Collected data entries
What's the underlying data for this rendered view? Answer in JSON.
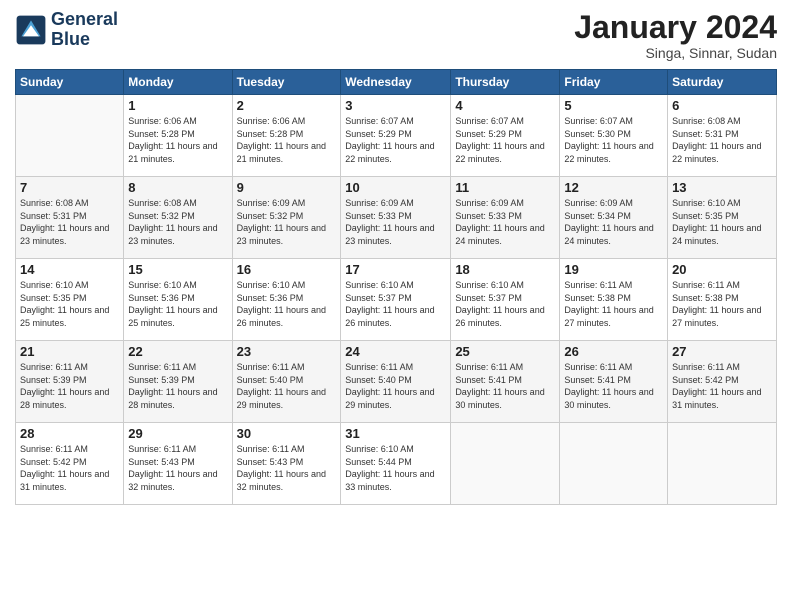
{
  "logo": {
    "line1": "General",
    "line2": "Blue"
  },
  "title": "January 2024",
  "location": "Singa, Sinnar, Sudan",
  "weekdays": [
    "Sunday",
    "Monday",
    "Tuesday",
    "Wednesday",
    "Thursday",
    "Friday",
    "Saturday"
  ],
  "weeks": [
    [
      {
        "day": "",
        "sunrise": "",
        "sunset": "",
        "daylight": ""
      },
      {
        "day": "1",
        "sunrise": "Sunrise: 6:06 AM",
        "sunset": "Sunset: 5:28 PM",
        "daylight": "Daylight: 11 hours and 21 minutes."
      },
      {
        "day": "2",
        "sunrise": "Sunrise: 6:06 AM",
        "sunset": "Sunset: 5:28 PM",
        "daylight": "Daylight: 11 hours and 21 minutes."
      },
      {
        "day": "3",
        "sunrise": "Sunrise: 6:07 AM",
        "sunset": "Sunset: 5:29 PM",
        "daylight": "Daylight: 11 hours and 22 minutes."
      },
      {
        "day": "4",
        "sunrise": "Sunrise: 6:07 AM",
        "sunset": "Sunset: 5:29 PM",
        "daylight": "Daylight: 11 hours and 22 minutes."
      },
      {
        "day": "5",
        "sunrise": "Sunrise: 6:07 AM",
        "sunset": "Sunset: 5:30 PM",
        "daylight": "Daylight: 11 hours and 22 minutes."
      },
      {
        "day": "6",
        "sunrise": "Sunrise: 6:08 AM",
        "sunset": "Sunset: 5:31 PM",
        "daylight": "Daylight: 11 hours and 22 minutes."
      }
    ],
    [
      {
        "day": "7",
        "sunrise": "Sunrise: 6:08 AM",
        "sunset": "Sunset: 5:31 PM",
        "daylight": "Daylight: 11 hours and 23 minutes."
      },
      {
        "day": "8",
        "sunrise": "Sunrise: 6:08 AM",
        "sunset": "Sunset: 5:32 PM",
        "daylight": "Daylight: 11 hours and 23 minutes."
      },
      {
        "day": "9",
        "sunrise": "Sunrise: 6:09 AM",
        "sunset": "Sunset: 5:32 PM",
        "daylight": "Daylight: 11 hours and 23 minutes."
      },
      {
        "day": "10",
        "sunrise": "Sunrise: 6:09 AM",
        "sunset": "Sunset: 5:33 PM",
        "daylight": "Daylight: 11 hours and 23 minutes."
      },
      {
        "day": "11",
        "sunrise": "Sunrise: 6:09 AM",
        "sunset": "Sunset: 5:33 PM",
        "daylight": "Daylight: 11 hours and 24 minutes."
      },
      {
        "day": "12",
        "sunrise": "Sunrise: 6:09 AM",
        "sunset": "Sunset: 5:34 PM",
        "daylight": "Daylight: 11 hours and 24 minutes."
      },
      {
        "day": "13",
        "sunrise": "Sunrise: 6:10 AM",
        "sunset": "Sunset: 5:35 PM",
        "daylight": "Daylight: 11 hours and 24 minutes."
      }
    ],
    [
      {
        "day": "14",
        "sunrise": "Sunrise: 6:10 AM",
        "sunset": "Sunset: 5:35 PM",
        "daylight": "Daylight: 11 hours and 25 minutes."
      },
      {
        "day": "15",
        "sunrise": "Sunrise: 6:10 AM",
        "sunset": "Sunset: 5:36 PM",
        "daylight": "Daylight: 11 hours and 25 minutes."
      },
      {
        "day": "16",
        "sunrise": "Sunrise: 6:10 AM",
        "sunset": "Sunset: 5:36 PM",
        "daylight": "Daylight: 11 hours and 26 minutes."
      },
      {
        "day": "17",
        "sunrise": "Sunrise: 6:10 AM",
        "sunset": "Sunset: 5:37 PM",
        "daylight": "Daylight: 11 hours and 26 minutes."
      },
      {
        "day": "18",
        "sunrise": "Sunrise: 6:10 AM",
        "sunset": "Sunset: 5:37 PM",
        "daylight": "Daylight: 11 hours and 26 minutes."
      },
      {
        "day": "19",
        "sunrise": "Sunrise: 6:11 AM",
        "sunset": "Sunset: 5:38 PM",
        "daylight": "Daylight: 11 hours and 27 minutes."
      },
      {
        "day": "20",
        "sunrise": "Sunrise: 6:11 AM",
        "sunset": "Sunset: 5:38 PM",
        "daylight": "Daylight: 11 hours and 27 minutes."
      }
    ],
    [
      {
        "day": "21",
        "sunrise": "Sunrise: 6:11 AM",
        "sunset": "Sunset: 5:39 PM",
        "daylight": "Daylight: 11 hours and 28 minutes."
      },
      {
        "day": "22",
        "sunrise": "Sunrise: 6:11 AM",
        "sunset": "Sunset: 5:39 PM",
        "daylight": "Daylight: 11 hours and 28 minutes."
      },
      {
        "day": "23",
        "sunrise": "Sunrise: 6:11 AM",
        "sunset": "Sunset: 5:40 PM",
        "daylight": "Daylight: 11 hours and 29 minutes."
      },
      {
        "day": "24",
        "sunrise": "Sunrise: 6:11 AM",
        "sunset": "Sunset: 5:40 PM",
        "daylight": "Daylight: 11 hours and 29 minutes."
      },
      {
        "day": "25",
        "sunrise": "Sunrise: 6:11 AM",
        "sunset": "Sunset: 5:41 PM",
        "daylight": "Daylight: 11 hours and 30 minutes."
      },
      {
        "day": "26",
        "sunrise": "Sunrise: 6:11 AM",
        "sunset": "Sunset: 5:41 PM",
        "daylight": "Daylight: 11 hours and 30 minutes."
      },
      {
        "day": "27",
        "sunrise": "Sunrise: 6:11 AM",
        "sunset": "Sunset: 5:42 PM",
        "daylight": "Daylight: 11 hours and 31 minutes."
      }
    ],
    [
      {
        "day": "28",
        "sunrise": "Sunrise: 6:11 AM",
        "sunset": "Sunset: 5:42 PM",
        "daylight": "Daylight: 11 hours and 31 minutes."
      },
      {
        "day": "29",
        "sunrise": "Sunrise: 6:11 AM",
        "sunset": "Sunset: 5:43 PM",
        "daylight": "Daylight: 11 hours and 32 minutes."
      },
      {
        "day": "30",
        "sunrise": "Sunrise: 6:11 AM",
        "sunset": "Sunset: 5:43 PM",
        "daylight": "Daylight: 11 hours and 32 minutes."
      },
      {
        "day": "31",
        "sunrise": "Sunrise: 6:10 AM",
        "sunset": "Sunset: 5:44 PM",
        "daylight": "Daylight: 11 hours and 33 minutes."
      },
      {
        "day": "",
        "sunrise": "",
        "sunset": "",
        "daylight": ""
      },
      {
        "day": "",
        "sunrise": "",
        "sunset": "",
        "daylight": ""
      },
      {
        "day": "",
        "sunrise": "",
        "sunset": "",
        "daylight": ""
      }
    ]
  ]
}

What this task involves
Output all of the records exactly as they appear above, but not the pictures.

Complete output
What's the underlying data for this rendered view? Answer in JSON.
{
  "logo": {
    "line1": "General",
    "line2": "Blue"
  },
  "title": "January 2024",
  "location": "Singa, Sinnar, Sudan",
  "weekdays": [
    "Sunday",
    "Monday",
    "Tuesday",
    "Wednesday",
    "Thursday",
    "Friday",
    "Saturday"
  ],
  "weeks": [
    [
      {
        "day": "",
        "sunrise": "",
        "sunset": "",
        "daylight": ""
      },
      {
        "day": "1",
        "sunrise": "Sunrise: 6:06 AM",
        "sunset": "Sunset: 5:28 PM",
        "daylight": "Daylight: 11 hours and 21 minutes."
      },
      {
        "day": "2",
        "sunrise": "Sunrise: 6:06 AM",
        "sunset": "Sunset: 5:28 PM",
        "daylight": "Daylight: 11 hours and 21 minutes."
      },
      {
        "day": "3",
        "sunrise": "Sunrise: 6:07 AM",
        "sunset": "Sunset: 5:29 PM",
        "daylight": "Daylight: 11 hours and 22 minutes."
      },
      {
        "day": "4",
        "sunrise": "Sunrise: 6:07 AM",
        "sunset": "Sunset: 5:29 PM",
        "daylight": "Daylight: 11 hours and 22 minutes."
      },
      {
        "day": "5",
        "sunrise": "Sunrise: 6:07 AM",
        "sunset": "Sunset: 5:30 PM",
        "daylight": "Daylight: 11 hours and 22 minutes."
      },
      {
        "day": "6",
        "sunrise": "Sunrise: 6:08 AM",
        "sunset": "Sunset: 5:31 PM",
        "daylight": "Daylight: 11 hours and 22 minutes."
      }
    ],
    [
      {
        "day": "7",
        "sunrise": "Sunrise: 6:08 AM",
        "sunset": "Sunset: 5:31 PM",
        "daylight": "Daylight: 11 hours and 23 minutes."
      },
      {
        "day": "8",
        "sunrise": "Sunrise: 6:08 AM",
        "sunset": "Sunset: 5:32 PM",
        "daylight": "Daylight: 11 hours and 23 minutes."
      },
      {
        "day": "9",
        "sunrise": "Sunrise: 6:09 AM",
        "sunset": "Sunset: 5:32 PM",
        "daylight": "Daylight: 11 hours and 23 minutes."
      },
      {
        "day": "10",
        "sunrise": "Sunrise: 6:09 AM",
        "sunset": "Sunset: 5:33 PM",
        "daylight": "Daylight: 11 hours and 23 minutes."
      },
      {
        "day": "11",
        "sunrise": "Sunrise: 6:09 AM",
        "sunset": "Sunset: 5:33 PM",
        "daylight": "Daylight: 11 hours and 24 minutes."
      },
      {
        "day": "12",
        "sunrise": "Sunrise: 6:09 AM",
        "sunset": "Sunset: 5:34 PM",
        "daylight": "Daylight: 11 hours and 24 minutes."
      },
      {
        "day": "13",
        "sunrise": "Sunrise: 6:10 AM",
        "sunset": "Sunset: 5:35 PM",
        "daylight": "Daylight: 11 hours and 24 minutes."
      }
    ],
    [
      {
        "day": "14",
        "sunrise": "Sunrise: 6:10 AM",
        "sunset": "Sunset: 5:35 PM",
        "daylight": "Daylight: 11 hours and 25 minutes."
      },
      {
        "day": "15",
        "sunrise": "Sunrise: 6:10 AM",
        "sunset": "Sunset: 5:36 PM",
        "daylight": "Daylight: 11 hours and 25 minutes."
      },
      {
        "day": "16",
        "sunrise": "Sunrise: 6:10 AM",
        "sunset": "Sunset: 5:36 PM",
        "daylight": "Daylight: 11 hours and 26 minutes."
      },
      {
        "day": "17",
        "sunrise": "Sunrise: 6:10 AM",
        "sunset": "Sunset: 5:37 PM",
        "daylight": "Daylight: 11 hours and 26 minutes."
      },
      {
        "day": "18",
        "sunrise": "Sunrise: 6:10 AM",
        "sunset": "Sunset: 5:37 PM",
        "daylight": "Daylight: 11 hours and 26 minutes."
      },
      {
        "day": "19",
        "sunrise": "Sunrise: 6:11 AM",
        "sunset": "Sunset: 5:38 PM",
        "daylight": "Daylight: 11 hours and 27 minutes."
      },
      {
        "day": "20",
        "sunrise": "Sunrise: 6:11 AM",
        "sunset": "Sunset: 5:38 PM",
        "daylight": "Daylight: 11 hours and 27 minutes."
      }
    ],
    [
      {
        "day": "21",
        "sunrise": "Sunrise: 6:11 AM",
        "sunset": "Sunset: 5:39 PM",
        "daylight": "Daylight: 11 hours and 28 minutes."
      },
      {
        "day": "22",
        "sunrise": "Sunrise: 6:11 AM",
        "sunset": "Sunset: 5:39 PM",
        "daylight": "Daylight: 11 hours and 28 minutes."
      },
      {
        "day": "23",
        "sunrise": "Sunrise: 6:11 AM",
        "sunset": "Sunset: 5:40 PM",
        "daylight": "Daylight: 11 hours and 29 minutes."
      },
      {
        "day": "24",
        "sunrise": "Sunrise: 6:11 AM",
        "sunset": "Sunset: 5:40 PM",
        "daylight": "Daylight: 11 hours and 29 minutes."
      },
      {
        "day": "25",
        "sunrise": "Sunrise: 6:11 AM",
        "sunset": "Sunset: 5:41 PM",
        "daylight": "Daylight: 11 hours and 30 minutes."
      },
      {
        "day": "26",
        "sunrise": "Sunrise: 6:11 AM",
        "sunset": "Sunset: 5:41 PM",
        "daylight": "Daylight: 11 hours and 30 minutes."
      },
      {
        "day": "27",
        "sunrise": "Sunrise: 6:11 AM",
        "sunset": "Sunset: 5:42 PM",
        "daylight": "Daylight: 11 hours and 31 minutes."
      }
    ],
    [
      {
        "day": "28",
        "sunrise": "Sunrise: 6:11 AM",
        "sunset": "Sunset: 5:42 PM",
        "daylight": "Daylight: 11 hours and 31 minutes."
      },
      {
        "day": "29",
        "sunrise": "Sunrise: 6:11 AM",
        "sunset": "Sunset: 5:43 PM",
        "daylight": "Daylight: 11 hours and 32 minutes."
      },
      {
        "day": "30",
        "sunrise": "Sunrise: 6:11 AM",
        "sunset": "Sunset: 5:43 PM",
        "daylight": "Daylight: 11 hours and 32 minutes."
      },
      {
        "day": "31",
        "sunrise": "Sunrise: 6:10 AM",
        "sunset": "Sunset: 5:44 PM",
        "daylight": "Daylight: 11 hours and 33 minutes."
      },
      {
        "day": "",
        "sunrise": "",
        "sunset": "",
        "daylight": ""
      },
      {
        "day": "",
        "sunrise": "",
        "sunset": "",
        "daylight": ""
      },
      {
        "day": "",
        "sunrise": "",
        "sunset": "",
        "daylight": ""
      }
    ]
  ]
}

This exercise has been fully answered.